> [Material provided]:

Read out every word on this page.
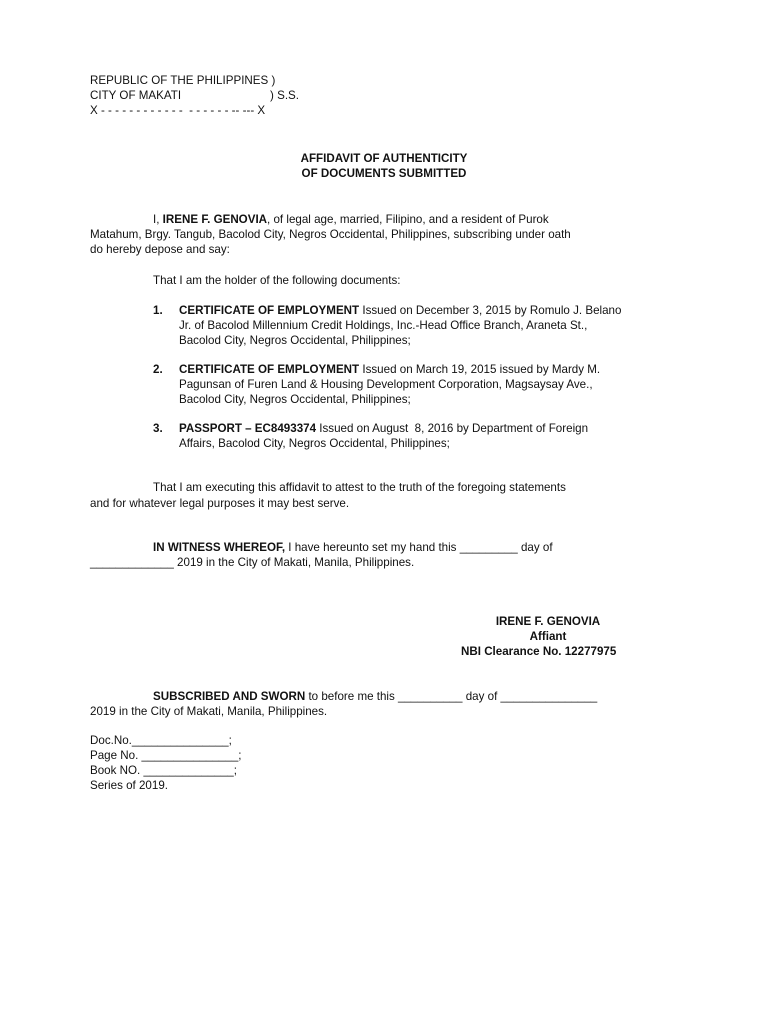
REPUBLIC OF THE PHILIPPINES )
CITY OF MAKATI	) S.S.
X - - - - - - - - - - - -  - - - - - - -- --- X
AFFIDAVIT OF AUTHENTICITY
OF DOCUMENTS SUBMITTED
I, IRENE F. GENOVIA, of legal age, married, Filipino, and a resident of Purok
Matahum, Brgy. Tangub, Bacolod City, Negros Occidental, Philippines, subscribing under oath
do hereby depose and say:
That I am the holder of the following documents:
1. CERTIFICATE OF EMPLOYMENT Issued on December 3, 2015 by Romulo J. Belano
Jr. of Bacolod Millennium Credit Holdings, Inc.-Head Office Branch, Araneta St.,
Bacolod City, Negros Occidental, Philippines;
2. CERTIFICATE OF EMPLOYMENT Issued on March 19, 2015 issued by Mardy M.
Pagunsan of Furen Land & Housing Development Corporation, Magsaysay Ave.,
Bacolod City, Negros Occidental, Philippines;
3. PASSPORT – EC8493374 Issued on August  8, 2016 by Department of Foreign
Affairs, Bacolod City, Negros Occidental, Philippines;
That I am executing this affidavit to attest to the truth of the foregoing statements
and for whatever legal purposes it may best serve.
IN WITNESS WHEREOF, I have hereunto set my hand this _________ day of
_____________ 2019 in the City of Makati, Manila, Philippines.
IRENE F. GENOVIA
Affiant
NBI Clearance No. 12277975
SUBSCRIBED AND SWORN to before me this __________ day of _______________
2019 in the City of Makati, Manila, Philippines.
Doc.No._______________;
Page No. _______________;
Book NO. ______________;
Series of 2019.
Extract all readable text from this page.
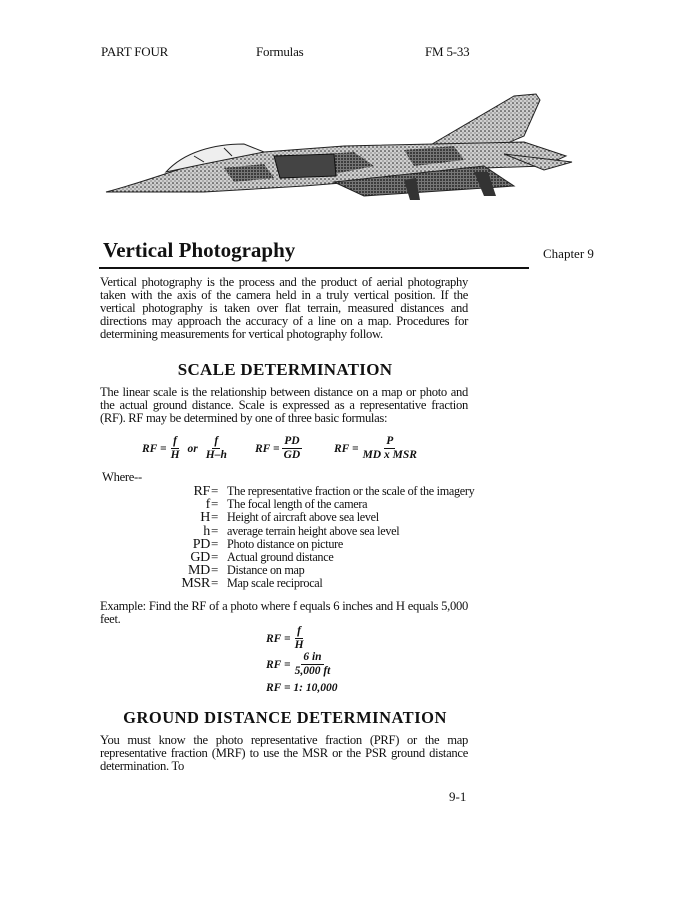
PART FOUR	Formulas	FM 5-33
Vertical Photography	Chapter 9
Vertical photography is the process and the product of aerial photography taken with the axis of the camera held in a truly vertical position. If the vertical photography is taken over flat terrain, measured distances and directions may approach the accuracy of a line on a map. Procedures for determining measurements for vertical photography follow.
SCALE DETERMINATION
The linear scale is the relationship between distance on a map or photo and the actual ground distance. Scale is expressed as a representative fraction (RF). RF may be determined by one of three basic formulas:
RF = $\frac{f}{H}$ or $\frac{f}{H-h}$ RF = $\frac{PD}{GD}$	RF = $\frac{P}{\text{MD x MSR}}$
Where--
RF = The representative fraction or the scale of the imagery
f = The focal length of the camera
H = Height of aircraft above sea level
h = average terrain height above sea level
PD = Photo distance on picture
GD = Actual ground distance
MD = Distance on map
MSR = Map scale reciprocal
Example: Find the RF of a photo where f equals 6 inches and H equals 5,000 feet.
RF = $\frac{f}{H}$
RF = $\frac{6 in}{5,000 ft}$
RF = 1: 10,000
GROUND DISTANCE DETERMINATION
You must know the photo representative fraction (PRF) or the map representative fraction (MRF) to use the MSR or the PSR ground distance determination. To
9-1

> [Problem]: Report how many lines of the records above contain the word "level", giving only the number.

> [Result]: 2